■ Record list ■
::::

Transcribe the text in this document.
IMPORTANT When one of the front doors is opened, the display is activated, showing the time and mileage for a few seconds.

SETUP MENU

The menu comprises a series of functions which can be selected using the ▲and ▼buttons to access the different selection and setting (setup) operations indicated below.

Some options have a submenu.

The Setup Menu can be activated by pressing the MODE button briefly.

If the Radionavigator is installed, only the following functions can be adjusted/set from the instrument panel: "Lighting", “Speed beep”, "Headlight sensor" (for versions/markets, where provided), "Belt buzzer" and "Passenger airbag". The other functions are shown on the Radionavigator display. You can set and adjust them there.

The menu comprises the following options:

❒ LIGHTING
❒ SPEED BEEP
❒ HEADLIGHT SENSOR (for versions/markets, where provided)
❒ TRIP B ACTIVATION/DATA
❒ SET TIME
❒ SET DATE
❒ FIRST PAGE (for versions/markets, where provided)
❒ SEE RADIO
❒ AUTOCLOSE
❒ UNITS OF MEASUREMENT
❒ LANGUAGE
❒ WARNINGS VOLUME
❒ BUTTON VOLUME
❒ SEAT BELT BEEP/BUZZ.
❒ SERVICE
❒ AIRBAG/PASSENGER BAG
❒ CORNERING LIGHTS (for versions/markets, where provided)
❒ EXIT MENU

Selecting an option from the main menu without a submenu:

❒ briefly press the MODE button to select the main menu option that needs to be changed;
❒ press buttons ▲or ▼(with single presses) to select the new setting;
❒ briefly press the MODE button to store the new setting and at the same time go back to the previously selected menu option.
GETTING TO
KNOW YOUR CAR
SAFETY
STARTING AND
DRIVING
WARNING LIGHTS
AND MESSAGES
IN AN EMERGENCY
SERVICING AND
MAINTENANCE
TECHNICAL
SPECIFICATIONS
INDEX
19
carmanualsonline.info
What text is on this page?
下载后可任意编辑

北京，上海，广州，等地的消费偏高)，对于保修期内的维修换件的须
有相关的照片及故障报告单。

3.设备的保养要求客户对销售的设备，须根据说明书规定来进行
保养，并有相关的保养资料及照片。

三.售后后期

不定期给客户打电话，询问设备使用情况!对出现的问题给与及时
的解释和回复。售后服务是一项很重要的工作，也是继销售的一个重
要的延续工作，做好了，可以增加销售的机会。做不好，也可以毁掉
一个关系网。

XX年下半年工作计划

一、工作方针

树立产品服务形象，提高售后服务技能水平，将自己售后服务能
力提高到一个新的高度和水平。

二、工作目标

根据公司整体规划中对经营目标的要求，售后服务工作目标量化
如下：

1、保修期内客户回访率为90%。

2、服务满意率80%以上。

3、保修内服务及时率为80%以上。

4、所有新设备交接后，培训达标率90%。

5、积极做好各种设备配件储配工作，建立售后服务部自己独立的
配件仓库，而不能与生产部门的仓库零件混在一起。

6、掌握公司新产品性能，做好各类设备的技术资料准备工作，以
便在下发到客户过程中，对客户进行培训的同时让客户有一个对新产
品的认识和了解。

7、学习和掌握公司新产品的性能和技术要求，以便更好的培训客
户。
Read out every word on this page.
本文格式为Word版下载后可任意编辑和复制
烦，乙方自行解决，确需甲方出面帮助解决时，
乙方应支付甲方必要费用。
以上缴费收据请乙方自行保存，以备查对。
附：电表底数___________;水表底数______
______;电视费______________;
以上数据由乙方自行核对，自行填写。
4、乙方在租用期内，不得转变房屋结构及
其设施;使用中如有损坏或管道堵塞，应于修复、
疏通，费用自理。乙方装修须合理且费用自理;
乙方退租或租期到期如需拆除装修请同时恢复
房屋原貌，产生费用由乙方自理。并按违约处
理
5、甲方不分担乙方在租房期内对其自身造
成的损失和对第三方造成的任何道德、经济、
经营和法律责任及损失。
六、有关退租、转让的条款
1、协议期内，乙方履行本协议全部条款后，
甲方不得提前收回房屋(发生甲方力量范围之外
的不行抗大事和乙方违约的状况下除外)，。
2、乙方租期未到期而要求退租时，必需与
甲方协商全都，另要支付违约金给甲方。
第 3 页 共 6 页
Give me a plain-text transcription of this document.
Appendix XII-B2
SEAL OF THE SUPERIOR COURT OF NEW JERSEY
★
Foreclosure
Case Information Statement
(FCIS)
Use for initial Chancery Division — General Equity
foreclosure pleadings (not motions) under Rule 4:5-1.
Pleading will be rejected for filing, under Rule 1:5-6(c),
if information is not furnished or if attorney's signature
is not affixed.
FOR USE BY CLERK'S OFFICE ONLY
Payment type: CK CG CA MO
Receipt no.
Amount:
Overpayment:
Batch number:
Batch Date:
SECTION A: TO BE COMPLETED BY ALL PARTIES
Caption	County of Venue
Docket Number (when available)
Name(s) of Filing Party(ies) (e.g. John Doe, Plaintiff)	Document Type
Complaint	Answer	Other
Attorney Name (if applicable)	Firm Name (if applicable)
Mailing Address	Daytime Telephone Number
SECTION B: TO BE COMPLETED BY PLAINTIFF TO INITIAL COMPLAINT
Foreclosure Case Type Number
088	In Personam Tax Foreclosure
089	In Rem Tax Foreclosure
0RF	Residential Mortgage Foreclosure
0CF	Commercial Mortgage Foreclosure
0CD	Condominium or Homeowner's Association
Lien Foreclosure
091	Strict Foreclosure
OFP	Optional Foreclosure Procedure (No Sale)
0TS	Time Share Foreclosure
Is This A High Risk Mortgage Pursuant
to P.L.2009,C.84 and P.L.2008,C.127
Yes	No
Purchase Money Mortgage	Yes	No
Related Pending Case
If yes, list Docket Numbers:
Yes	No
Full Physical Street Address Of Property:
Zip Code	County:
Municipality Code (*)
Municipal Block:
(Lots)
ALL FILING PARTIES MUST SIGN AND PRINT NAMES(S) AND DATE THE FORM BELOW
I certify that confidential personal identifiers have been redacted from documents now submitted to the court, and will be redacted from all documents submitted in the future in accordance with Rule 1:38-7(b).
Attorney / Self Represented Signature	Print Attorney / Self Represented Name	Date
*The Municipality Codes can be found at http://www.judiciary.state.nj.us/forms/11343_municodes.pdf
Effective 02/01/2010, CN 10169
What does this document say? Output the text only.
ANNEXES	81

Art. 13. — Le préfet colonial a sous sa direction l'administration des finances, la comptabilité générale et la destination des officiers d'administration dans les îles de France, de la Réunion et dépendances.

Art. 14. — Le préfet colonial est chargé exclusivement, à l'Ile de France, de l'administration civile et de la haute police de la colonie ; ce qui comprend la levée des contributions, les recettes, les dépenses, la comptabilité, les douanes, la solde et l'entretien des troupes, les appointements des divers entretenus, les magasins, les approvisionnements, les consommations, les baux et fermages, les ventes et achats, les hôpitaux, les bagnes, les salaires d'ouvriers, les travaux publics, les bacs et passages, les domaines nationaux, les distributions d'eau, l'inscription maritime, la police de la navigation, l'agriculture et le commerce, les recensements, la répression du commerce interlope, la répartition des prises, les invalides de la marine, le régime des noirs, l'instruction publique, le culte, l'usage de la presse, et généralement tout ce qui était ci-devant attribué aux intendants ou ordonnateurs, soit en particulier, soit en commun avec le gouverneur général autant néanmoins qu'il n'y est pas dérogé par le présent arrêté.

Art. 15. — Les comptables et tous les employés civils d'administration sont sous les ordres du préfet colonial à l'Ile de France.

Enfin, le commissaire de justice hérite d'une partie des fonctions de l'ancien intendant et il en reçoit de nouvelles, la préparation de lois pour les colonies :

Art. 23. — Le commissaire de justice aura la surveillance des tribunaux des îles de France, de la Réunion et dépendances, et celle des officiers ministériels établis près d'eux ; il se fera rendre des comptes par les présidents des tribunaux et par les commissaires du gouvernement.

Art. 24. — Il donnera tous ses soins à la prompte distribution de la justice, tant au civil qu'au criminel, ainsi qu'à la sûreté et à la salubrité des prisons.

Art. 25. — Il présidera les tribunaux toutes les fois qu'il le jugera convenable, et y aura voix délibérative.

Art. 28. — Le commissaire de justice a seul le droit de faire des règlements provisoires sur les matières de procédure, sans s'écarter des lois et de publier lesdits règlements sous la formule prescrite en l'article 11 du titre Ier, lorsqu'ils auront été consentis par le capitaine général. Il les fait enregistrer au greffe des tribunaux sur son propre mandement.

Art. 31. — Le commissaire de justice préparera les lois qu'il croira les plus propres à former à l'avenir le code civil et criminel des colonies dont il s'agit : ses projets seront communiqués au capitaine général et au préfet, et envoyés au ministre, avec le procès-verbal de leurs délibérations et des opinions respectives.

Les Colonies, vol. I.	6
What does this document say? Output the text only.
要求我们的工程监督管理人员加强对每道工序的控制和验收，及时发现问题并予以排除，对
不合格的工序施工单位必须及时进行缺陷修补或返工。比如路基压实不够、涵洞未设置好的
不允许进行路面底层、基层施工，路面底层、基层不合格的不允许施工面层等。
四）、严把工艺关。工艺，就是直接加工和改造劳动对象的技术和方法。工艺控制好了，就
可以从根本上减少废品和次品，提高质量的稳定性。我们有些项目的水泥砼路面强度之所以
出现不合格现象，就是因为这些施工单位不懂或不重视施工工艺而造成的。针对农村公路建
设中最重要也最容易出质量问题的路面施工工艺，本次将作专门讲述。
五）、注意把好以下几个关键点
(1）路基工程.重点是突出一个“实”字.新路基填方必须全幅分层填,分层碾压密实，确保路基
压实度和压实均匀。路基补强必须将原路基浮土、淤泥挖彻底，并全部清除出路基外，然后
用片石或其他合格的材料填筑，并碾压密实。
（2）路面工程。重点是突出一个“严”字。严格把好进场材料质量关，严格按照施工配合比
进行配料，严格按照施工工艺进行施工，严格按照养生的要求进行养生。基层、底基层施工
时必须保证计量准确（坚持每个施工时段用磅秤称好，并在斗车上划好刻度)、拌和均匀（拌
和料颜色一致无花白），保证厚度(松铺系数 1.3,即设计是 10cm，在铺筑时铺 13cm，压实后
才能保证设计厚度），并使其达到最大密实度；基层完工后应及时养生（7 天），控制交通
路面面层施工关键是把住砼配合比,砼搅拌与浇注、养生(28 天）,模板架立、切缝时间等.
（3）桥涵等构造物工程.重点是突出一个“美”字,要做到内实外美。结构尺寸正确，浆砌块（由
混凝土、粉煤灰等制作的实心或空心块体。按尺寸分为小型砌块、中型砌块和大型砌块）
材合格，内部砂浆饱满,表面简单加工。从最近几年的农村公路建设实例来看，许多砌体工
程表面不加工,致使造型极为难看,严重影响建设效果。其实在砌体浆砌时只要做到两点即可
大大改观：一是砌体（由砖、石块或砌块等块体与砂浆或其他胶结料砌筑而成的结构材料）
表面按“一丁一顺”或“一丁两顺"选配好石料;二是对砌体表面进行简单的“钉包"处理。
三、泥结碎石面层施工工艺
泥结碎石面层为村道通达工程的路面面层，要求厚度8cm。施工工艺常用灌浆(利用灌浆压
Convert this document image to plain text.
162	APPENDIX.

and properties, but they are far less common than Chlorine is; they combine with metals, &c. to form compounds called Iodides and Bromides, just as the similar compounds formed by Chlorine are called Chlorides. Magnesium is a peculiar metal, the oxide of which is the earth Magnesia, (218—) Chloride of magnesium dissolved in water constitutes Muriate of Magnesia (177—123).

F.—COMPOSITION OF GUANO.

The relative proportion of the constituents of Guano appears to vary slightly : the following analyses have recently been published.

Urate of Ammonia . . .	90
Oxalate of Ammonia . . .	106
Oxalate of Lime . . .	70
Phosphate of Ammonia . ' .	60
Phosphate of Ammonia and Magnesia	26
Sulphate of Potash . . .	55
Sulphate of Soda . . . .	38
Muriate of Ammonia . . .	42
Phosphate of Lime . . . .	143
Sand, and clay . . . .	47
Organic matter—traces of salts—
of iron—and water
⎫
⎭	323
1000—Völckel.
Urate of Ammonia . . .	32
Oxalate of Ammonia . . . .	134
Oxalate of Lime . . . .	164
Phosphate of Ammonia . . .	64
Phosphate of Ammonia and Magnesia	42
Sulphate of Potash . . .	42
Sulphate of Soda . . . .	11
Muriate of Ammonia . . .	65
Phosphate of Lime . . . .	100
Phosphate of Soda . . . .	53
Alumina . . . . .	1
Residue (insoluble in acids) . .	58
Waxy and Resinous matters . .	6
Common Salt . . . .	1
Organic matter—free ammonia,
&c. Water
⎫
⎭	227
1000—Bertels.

::::

■ Stated task ■
Show every line that contains the word "MODE".

■ Worked solution ■
The Setup Menu can be activated by pressing the MODE button briefly.
❒ briefly press the MODE button to select the main menu option that needs to be changed;
❒ briefly press the MODE button to store the new setting and at the same time go back to the previously selected menu option.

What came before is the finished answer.